### Problem requirements
Scan the lines below for the string "JSON" and copy every one that has it.

### Data shown

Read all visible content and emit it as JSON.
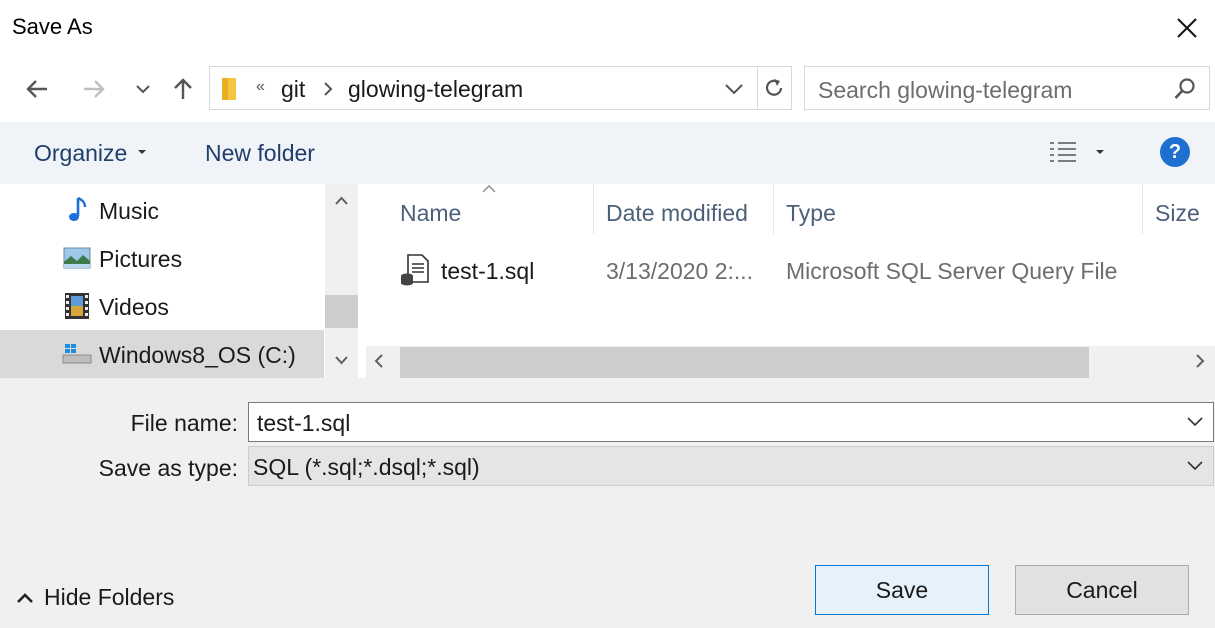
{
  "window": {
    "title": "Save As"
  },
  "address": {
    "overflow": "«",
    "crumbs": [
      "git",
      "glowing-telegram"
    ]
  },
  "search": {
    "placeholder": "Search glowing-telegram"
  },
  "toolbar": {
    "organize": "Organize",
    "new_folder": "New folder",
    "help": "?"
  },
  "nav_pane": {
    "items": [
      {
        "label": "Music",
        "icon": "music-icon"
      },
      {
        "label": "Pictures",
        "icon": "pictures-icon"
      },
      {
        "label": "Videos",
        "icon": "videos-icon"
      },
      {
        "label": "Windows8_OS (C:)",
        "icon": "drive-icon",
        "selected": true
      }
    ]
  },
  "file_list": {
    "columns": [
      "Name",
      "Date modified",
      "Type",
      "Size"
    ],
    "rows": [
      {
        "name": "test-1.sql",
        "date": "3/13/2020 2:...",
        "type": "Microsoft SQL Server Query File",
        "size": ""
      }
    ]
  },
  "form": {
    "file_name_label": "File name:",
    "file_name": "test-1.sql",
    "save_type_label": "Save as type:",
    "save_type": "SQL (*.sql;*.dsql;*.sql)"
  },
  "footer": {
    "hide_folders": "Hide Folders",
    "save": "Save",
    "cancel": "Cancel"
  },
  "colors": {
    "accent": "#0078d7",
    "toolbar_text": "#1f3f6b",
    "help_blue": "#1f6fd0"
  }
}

* * *

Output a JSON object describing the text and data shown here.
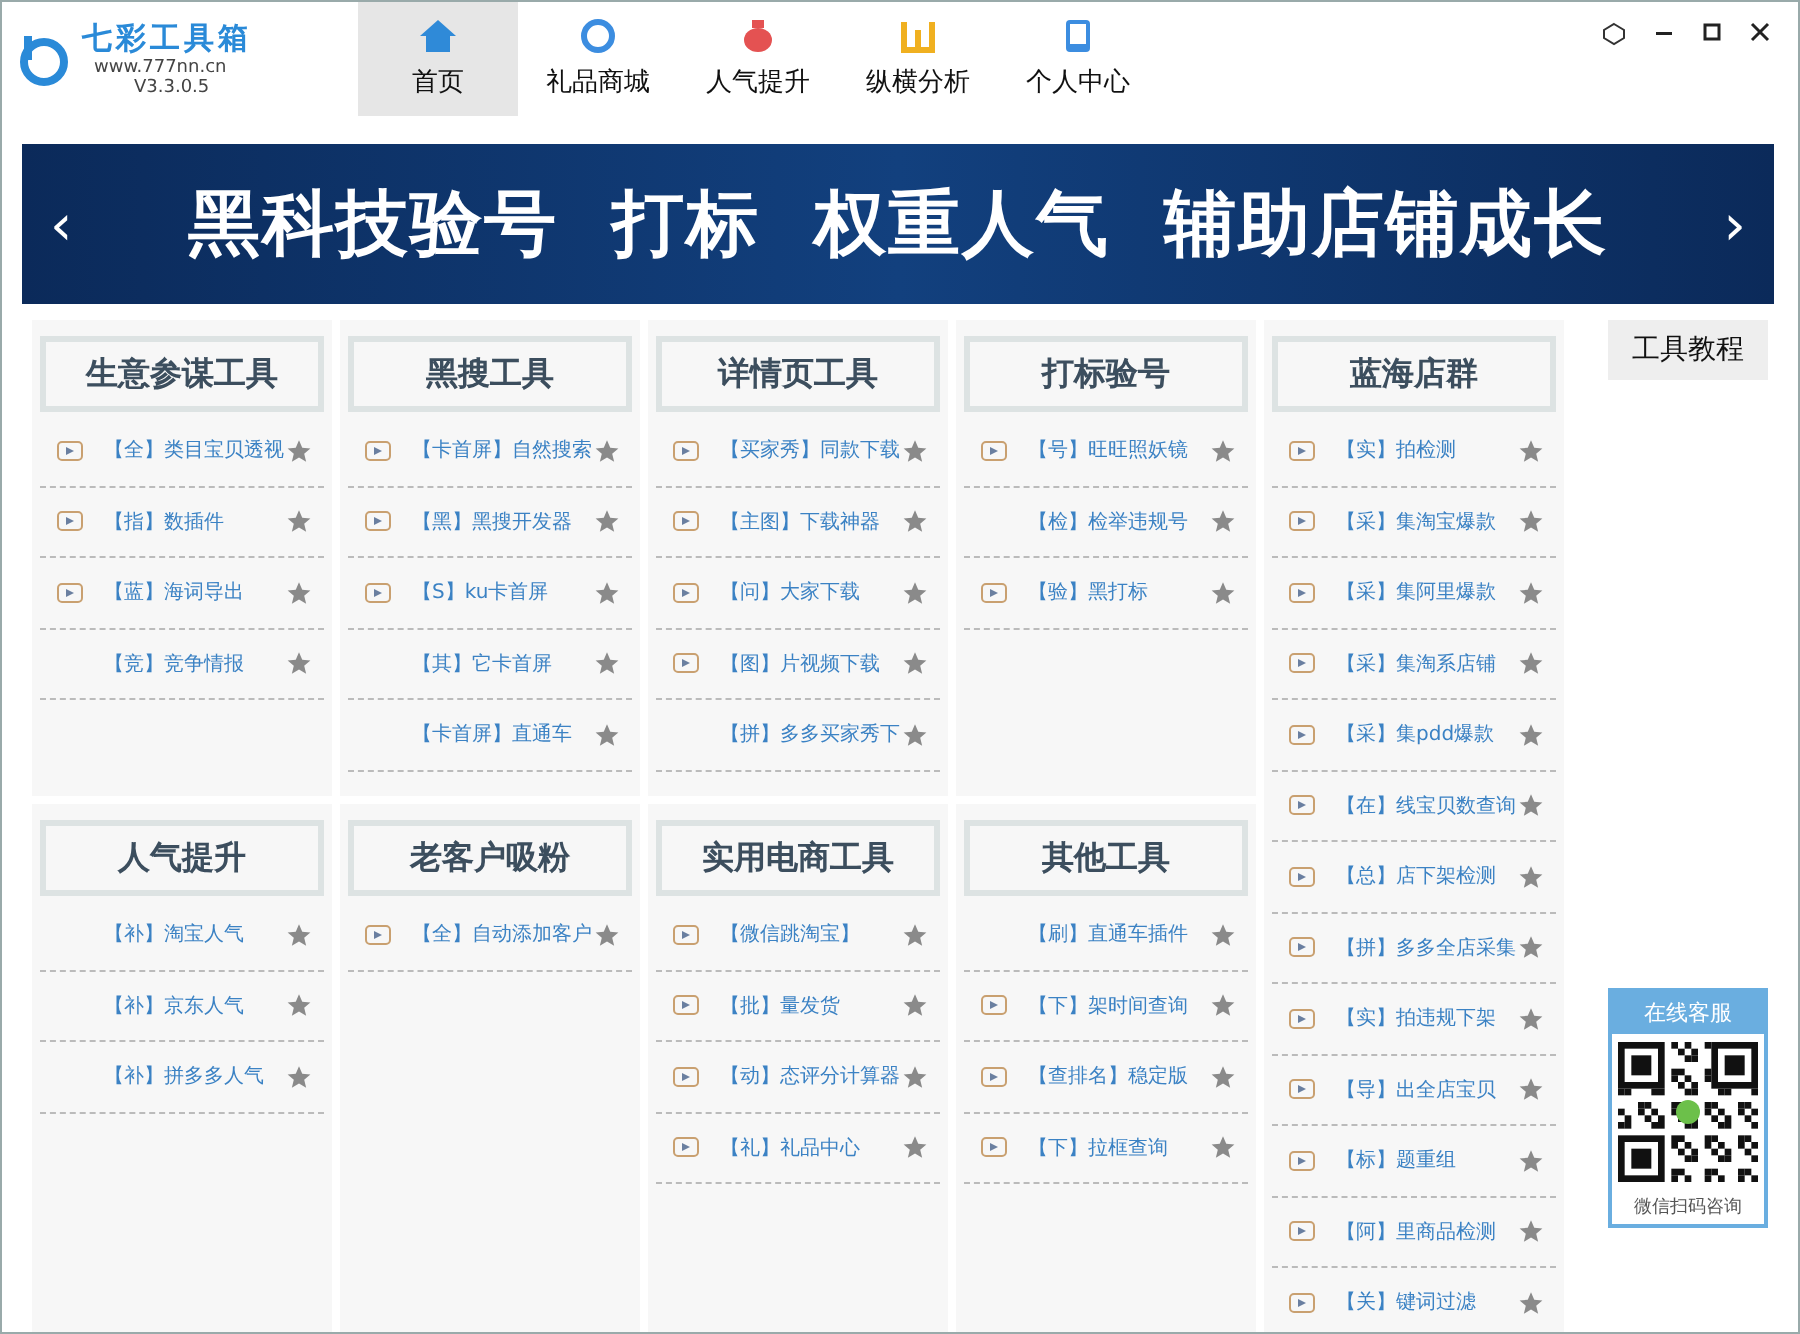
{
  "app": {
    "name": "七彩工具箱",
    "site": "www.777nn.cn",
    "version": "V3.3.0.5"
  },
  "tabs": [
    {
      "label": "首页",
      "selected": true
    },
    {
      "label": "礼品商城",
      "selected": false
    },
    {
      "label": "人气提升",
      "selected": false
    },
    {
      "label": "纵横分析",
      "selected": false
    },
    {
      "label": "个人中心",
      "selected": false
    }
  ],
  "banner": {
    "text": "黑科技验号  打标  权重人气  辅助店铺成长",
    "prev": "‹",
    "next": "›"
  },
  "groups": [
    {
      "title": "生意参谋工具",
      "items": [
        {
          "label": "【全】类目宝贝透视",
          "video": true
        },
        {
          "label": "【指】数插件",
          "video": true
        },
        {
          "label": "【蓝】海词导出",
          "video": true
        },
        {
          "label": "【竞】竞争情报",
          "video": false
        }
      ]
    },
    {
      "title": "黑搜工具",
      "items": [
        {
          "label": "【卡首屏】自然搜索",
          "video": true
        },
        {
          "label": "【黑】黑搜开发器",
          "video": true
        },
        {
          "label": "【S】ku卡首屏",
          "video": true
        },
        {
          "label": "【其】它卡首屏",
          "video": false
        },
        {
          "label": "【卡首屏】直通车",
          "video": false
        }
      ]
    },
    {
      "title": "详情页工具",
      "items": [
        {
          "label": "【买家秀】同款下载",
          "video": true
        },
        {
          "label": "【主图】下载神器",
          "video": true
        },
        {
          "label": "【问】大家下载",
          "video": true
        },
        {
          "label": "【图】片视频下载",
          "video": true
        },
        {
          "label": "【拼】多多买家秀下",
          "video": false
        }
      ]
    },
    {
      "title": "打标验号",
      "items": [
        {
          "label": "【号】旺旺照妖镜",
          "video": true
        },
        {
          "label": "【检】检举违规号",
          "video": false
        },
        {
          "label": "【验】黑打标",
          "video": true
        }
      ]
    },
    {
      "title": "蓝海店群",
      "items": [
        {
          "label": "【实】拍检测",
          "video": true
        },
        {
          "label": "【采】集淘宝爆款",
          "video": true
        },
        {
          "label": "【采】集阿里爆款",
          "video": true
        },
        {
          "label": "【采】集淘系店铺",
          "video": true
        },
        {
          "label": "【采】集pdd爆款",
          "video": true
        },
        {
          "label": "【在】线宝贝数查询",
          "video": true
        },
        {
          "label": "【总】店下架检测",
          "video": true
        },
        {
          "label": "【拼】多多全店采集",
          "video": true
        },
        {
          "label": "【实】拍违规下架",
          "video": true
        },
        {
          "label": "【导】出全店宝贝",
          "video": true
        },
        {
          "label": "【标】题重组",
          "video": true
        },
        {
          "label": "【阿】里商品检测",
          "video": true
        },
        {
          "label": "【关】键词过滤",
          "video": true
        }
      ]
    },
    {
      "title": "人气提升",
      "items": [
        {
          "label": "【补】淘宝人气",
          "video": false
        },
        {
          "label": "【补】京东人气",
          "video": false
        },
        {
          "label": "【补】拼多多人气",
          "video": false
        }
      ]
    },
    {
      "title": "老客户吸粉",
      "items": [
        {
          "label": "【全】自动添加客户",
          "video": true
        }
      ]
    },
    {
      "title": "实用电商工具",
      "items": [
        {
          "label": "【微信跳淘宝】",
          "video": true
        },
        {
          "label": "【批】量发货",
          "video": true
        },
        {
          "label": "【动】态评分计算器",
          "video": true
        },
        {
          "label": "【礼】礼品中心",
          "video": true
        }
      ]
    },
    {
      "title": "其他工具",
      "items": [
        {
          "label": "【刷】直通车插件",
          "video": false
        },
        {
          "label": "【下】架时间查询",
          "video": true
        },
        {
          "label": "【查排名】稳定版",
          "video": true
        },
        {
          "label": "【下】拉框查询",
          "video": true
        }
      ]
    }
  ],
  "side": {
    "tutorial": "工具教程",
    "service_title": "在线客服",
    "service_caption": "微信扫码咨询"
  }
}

---

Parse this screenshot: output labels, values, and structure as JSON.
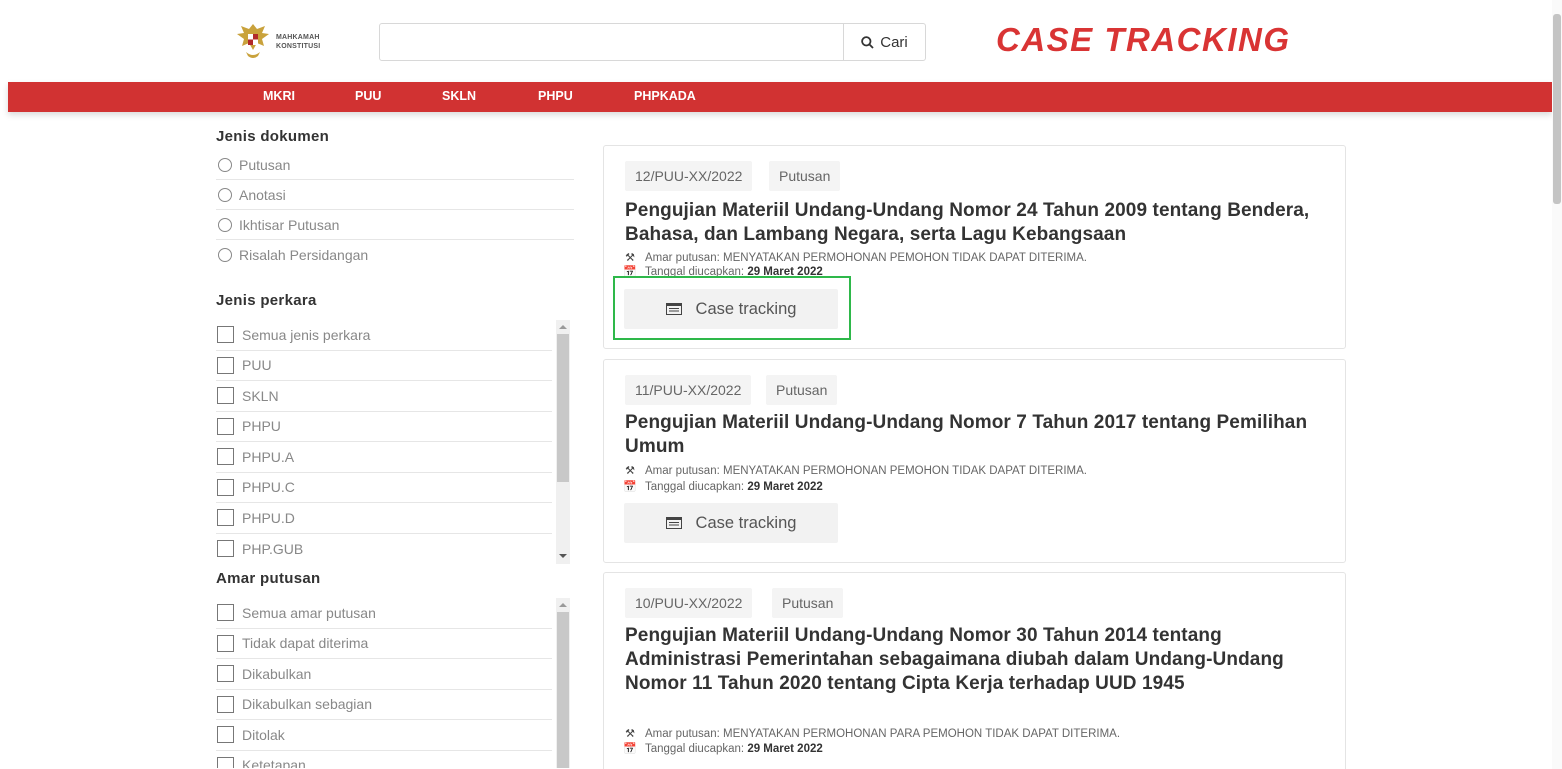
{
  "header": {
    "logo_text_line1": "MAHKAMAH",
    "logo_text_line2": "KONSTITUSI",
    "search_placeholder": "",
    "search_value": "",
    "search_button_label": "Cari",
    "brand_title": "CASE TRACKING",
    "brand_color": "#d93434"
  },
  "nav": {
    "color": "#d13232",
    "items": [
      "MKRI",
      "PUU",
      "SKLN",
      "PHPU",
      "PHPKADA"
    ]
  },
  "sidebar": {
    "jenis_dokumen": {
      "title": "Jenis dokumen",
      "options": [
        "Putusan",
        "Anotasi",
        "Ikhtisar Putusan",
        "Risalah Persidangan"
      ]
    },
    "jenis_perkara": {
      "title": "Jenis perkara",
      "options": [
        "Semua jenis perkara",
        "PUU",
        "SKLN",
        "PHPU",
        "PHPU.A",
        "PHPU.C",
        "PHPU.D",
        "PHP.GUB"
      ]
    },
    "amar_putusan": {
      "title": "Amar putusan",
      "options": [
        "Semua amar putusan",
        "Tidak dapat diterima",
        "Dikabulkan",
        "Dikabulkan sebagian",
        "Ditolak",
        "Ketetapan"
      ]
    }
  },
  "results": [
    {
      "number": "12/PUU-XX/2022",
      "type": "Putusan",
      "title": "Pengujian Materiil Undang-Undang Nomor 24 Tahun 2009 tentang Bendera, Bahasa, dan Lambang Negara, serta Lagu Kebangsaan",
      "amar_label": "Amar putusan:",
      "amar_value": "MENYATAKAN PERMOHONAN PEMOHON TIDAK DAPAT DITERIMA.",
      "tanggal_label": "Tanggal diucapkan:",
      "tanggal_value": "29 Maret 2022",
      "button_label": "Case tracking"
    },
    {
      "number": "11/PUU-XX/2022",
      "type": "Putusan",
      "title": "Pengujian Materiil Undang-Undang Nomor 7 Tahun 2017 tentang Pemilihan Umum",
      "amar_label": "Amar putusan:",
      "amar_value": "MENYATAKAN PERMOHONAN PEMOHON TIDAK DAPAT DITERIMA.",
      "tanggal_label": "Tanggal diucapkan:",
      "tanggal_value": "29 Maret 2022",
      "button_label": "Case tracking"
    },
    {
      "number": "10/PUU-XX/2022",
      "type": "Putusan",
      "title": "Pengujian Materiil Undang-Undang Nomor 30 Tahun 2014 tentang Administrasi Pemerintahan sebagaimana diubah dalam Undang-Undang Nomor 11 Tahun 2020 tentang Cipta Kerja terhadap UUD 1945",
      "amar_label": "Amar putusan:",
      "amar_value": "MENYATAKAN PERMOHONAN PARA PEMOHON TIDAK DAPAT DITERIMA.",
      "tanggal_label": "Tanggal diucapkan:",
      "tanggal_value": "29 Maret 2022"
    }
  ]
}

### Output
Read all visible content and emit it as JSON.
Output a JSON object describing the text and data shown here.
Parse this screenshot: output labels, values, and structure as JSON.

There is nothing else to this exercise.